◆ Problem to solve ◆
Without including any images, reproduce each entry exactly.

-- START Provided records --

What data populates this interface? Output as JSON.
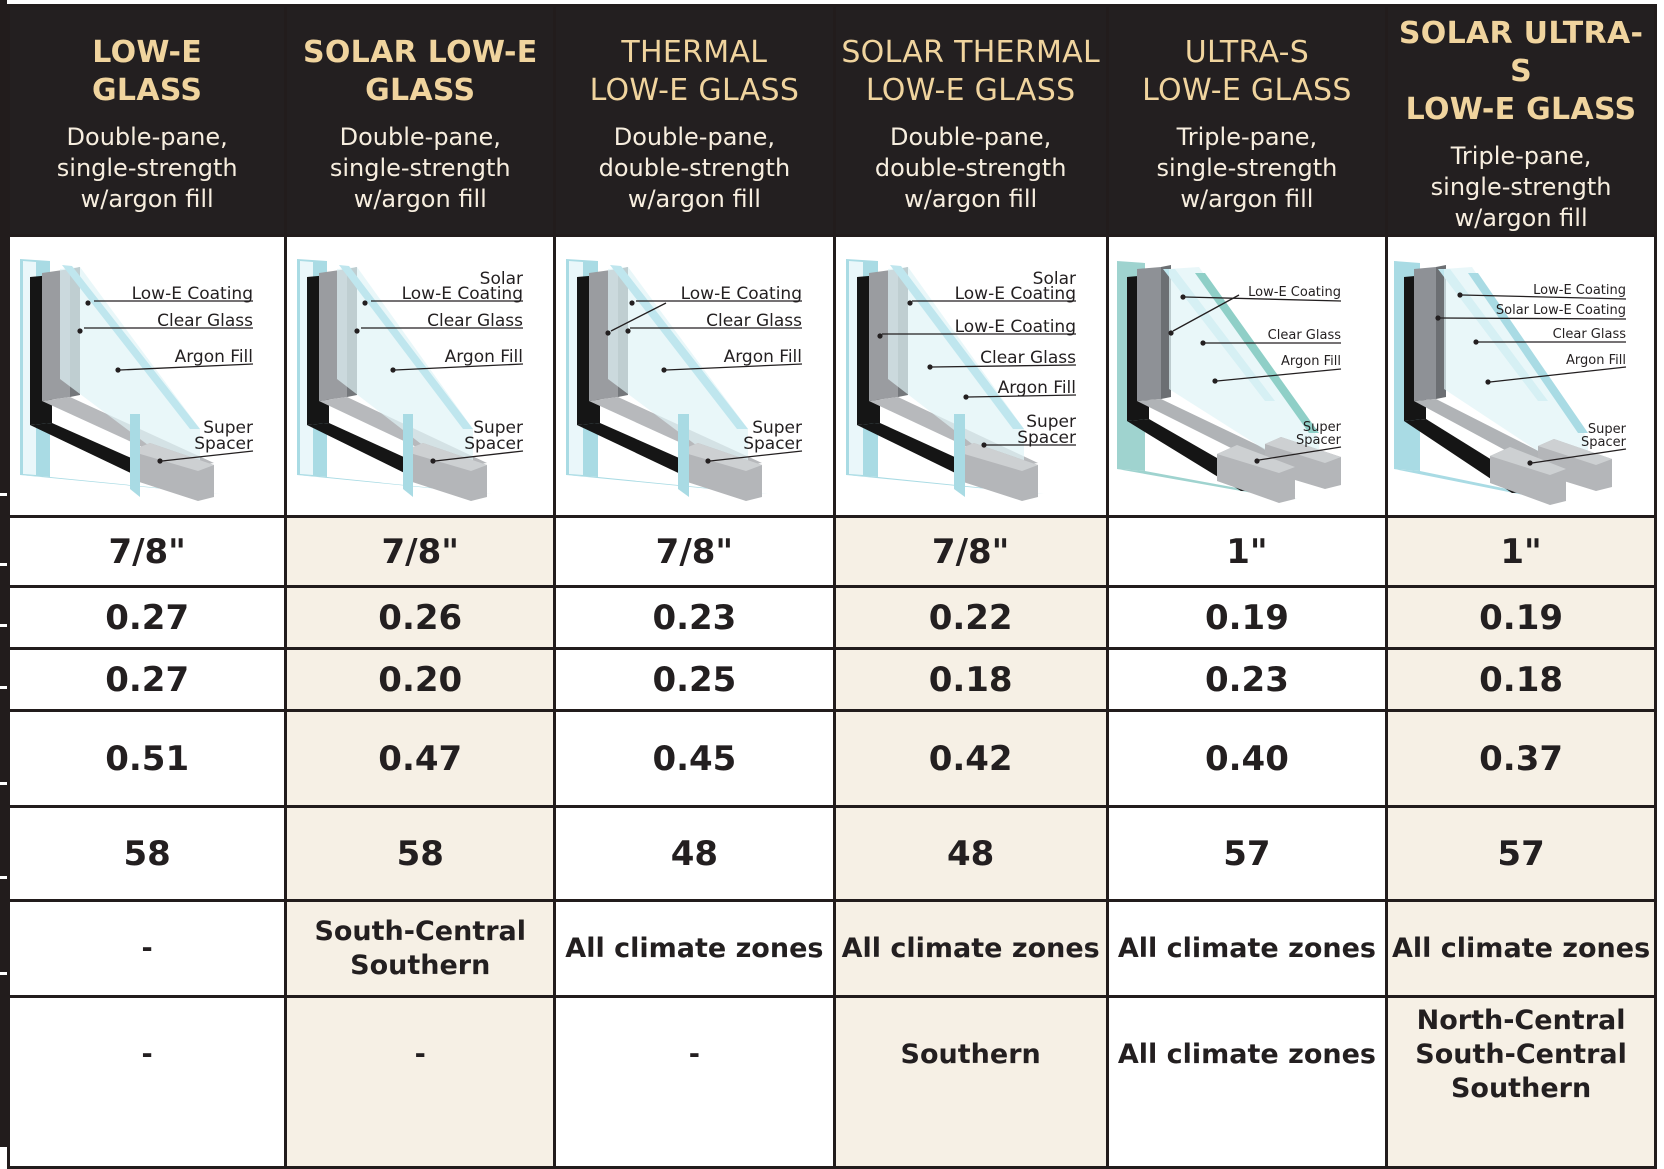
{
  "columns": [
    {
      "title": [
        "LOW-E",
        "GLASS"
      ],
      "desc": [
        "Double-pane,",
        "single-strength",
        "w/argon fill"
      ],
      "bold": true
    },
    {
      "title": [
        "SOLAR LOW-E",
        "GLASS"
      ],
      "desc": [
        "Double-pane,",
        "single-strength",
        "w/argon fill"
      ],
      "bold": true
    },
    {
      "title": [
        "THERMAL",
        "LOW-E GLASS"
      ],
      "desc": [
        "Double-pane,",
        "double-strength",
        "w/argon fill"
      ],
      "bold": false
    },
    {
      "title": [
        "SOLAR THERMAL",
        "LOW-E GLASS"
      ],
      "desc": [
        "Double-pane,",
        "double-strength",
        "w/argon fill"
      ],
      "bold": false
    },
    {
      "title": [
        "ULTRA-S",
        "LOW-E GLASS"
      ],
      "desc": [
        "Triple-pane,",
        "single-strength",
        "w/argon fill"
      ],
      "bold": false
    },
    {
      "title": [
        "SOLAR ULTRA-S",
        "LOW-E GLASS"
      ],
      "desc": [
        "Triple-pane,",
        "single-strength",
        "w/argon fill"
      ],
      "bold": true
    }
  ],
  "diagrams": [
    {
      "labels": [
        "Low-E Coating",
        "Clear Glass",
        "Argon Fill",
        "Super",
        "Spacer"
      ]
    },
    {
      "labels": [
        "Solar",
        "Low-E Coating",
        "Clear Glass",
        "Argon Fill",
        "Super",
        "Spacer"
      ]
    },
    {
      "labels": [
        "Low-E Coating",
        "Clear Glass",
        "Argon Fill",
        "Super",
        "Spacer"
      ]
    },
    {
      "labels": [
        "Solar",
        "Low-E Coating",
        "Low-E Coating",
        "Clear Glass",
        "Argon Fill",
        "Super",
        "Spacer"
      ]
    },
    {
      "labels": [
        "Low-E Coating",
        "Clear Glass",
        "Argon Fill",
        "Super",
        "Spacer"
      ]
    },
    {
      "labels": [
        "Low-E Coating",
        "Solar Low-E Coating",
        "Clear Glass",
        "Argon Fill",
        "Super",
        "Spacer"
      ]
    }
  ],
  "rows": [
    {
      "values": [
        "7/8\"",
        "7/8\"",
        "7/8\"",
        "7/8\"",
        "1\"",
        "1\""
      ]
    },
    {
      "values": [
        "0.27",
        "0.26",
        "0.23",
        "0.22",
        "0.19",
        "0.19"
      ]
    },
    {
      "values": [
        "0.27",
        "0.20",
        "0.25",
        "0.18",
        "0.23",
        "0.18"
      ]
    },
    {
      "values": [
        "0.51",
        "0.47",
        "0.45",
        "0.42",
        "0.40",
        "0.37"
      ]
    },
    {
      "values": [
        "58",
        "58",
        "48",
        "48",
        "57",
        "57"
      ]
    },
    {
      "values": [
        [
          "-"
        ],
        [
          "South-Central",
          "Southern"
        ],
        [
          "All climate zones"
        ],
        [
          "All climate zones"
        ],
        [
          "All climate zones"
        ],
        [
          "All climate zones"
        ]
      ]
    },
    {
      "values": [
        [
          "-"
        ],
        [
          "-"
        ],
        [
          "-"
        ],
        [
          "Southern"
        ],
        [
          "All climate zones"
        ],
        [
          "North-Central",
          "South-Central",
          "Southern"
        ]
      ]
    }
  ],
  "colors": {
    "header_bg": "#231f20",
    "header_title": "#f0d49e",
    "header_text": "#f7eedf",
    "shade": "#f6f0e5",
    "glass_edge": "#a9dbe4",
    "frame": "#8e9196",
    "spacer": "#a8abae"
  }
}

-- END Provided records --

◆ Worked solution ◆
What data populates this interface? Output as JSON.
{
  "columns": [
    {
      "title": [
        "LOW-E",
        "GLASS"
      ],
      "desc": [
        "Double-pane,",
        "single-strength",
        "w/argon fill"
      ],
      "bold": true
    },
    {
      "title": [
        "SOLAR LOW-E",
        "GLASS"
      ],
      "desc": [
        "Double-pane,",
        "single-strength",
        "w/argon fill"
      ],
      "bold": true
    },
    {
      "title": [
        "THERMAL",
        "LOW-E GLASS"
      ],
      "desc": [
        "Double-pane,",
        "double-strength",
        "w/argon fill"
      ],
      "bold": false
    },
    {
      "title": [
        "SOLAR THERMAL",
        "LOW-E GLASS"
      ],
      "desc": [
        "Double-pane,",
        "double-strength",
        "w/argon fill"
      ],
      "bold": false
    },
    {
      "title": [
        "ULTRA-S",
        "LOW-E GLASS"
      ],
      "desc": [
        "Triple-pane,",
        "single-strength",
        "w/argon fill"
      ],
      "bold": false
    },
    {
      "title": [
        "SOLAR ULTRA-S",
        "LOW-E GLASS"
      ],
      "desc": [
        "Triple-pane,",
        "single-strength",
        "w/argon fill"
      ],
      "bold": true
    }
  ],
  "diagrams": [
    {
      "labels": [
        "Low-E Coating",
        "Clear Glass",
        "Argon Fill",
        "Super",
        "Spacer"
      ]
    },
    {
      "labels": [
        "Solar",
        "Low-E Coating",
        "Clear Glass",
        "Argon Fill",
        "Super",
        "Spacer"
      ]
    },
    {
      "labels": [
        "Low-E Coating",
        "Clear Glass",
        "Argon Fill",
        "Super",
        "Spacer"
      ]
    },
    {
      "labels": [
        "Solar",
        "Low-E Coating",
        "Low-E Coating",
        "Clear Glass",
        "Argon Fill",
        "Super",
        "Spacer"
      ]
    },
    {
      "labels": [
        "Low-E Coating",
        "Clear Glass",
        "Argon Fill",
        "Super",
        "Spacer"
      ]
    },
    {
      "labels": [
        "Low-E Coating",
        "Solar Low-E Coating",
        "Clear Glass",
        "Argon Fill",
        "Super",
        "Spacer"
      ]
    }
  ],
  "rows": [
    {
      "values": [
        "7/8\"",
        "7/8\"",
        "7/8\"",
        "7/8\"",
        "1\"",
        "1\""
      ]
    },
    {
      "values": [
        "0.27",
        "0.26",
        "0.23",
        "0.22",
        "0.19",
        "0.19"
      ]
    },
    {
      "values": [
        "0.27",
        "0.20",
        "0.25",
        "0.18",
        "0.23",
        "0.18"
      ]
    },
    {
      "values": [
        "0.51",
        "0.47",
        "0.45",
        "0.42",
        "0.40",
        "0.37"
      ]
    },
    {
      "values": [
        "58",
        "58",
        "48",
        "48",
        "57",
        "57"
      ]
    },
    {
      "values": [
        [
          "-"
        ],
        [
          "South-Central",
          "Southern"
        ],
        [
          "All climate zones"
        ],
        [
          "All climate zones"
        ],
        [
          "All climate zones"
        ],
        [
          "All climate zones"
        ]
      ]
    },
    {
      "values": [
        [
          "-"
        ],
        [
          "-"
        ],
        [
          "-"
        ],
        [
          "Southern"
        ],
        [
          "All climate zones"
        ],
        [
          "North-Central",
          "South-Central",
          "Southern"
        ]
      ]
    }
  ],
  "colors": {
    "header_bg": "#231f20",
    "header_title": "#f0d49e",
    "header_text": "#f7eedf",
    "shade": "#f6f0e5",
    "glass_edge": "#a9dbe4",
    "frame": "#8e9196",
    "spacer": "#a8abae"
  }
}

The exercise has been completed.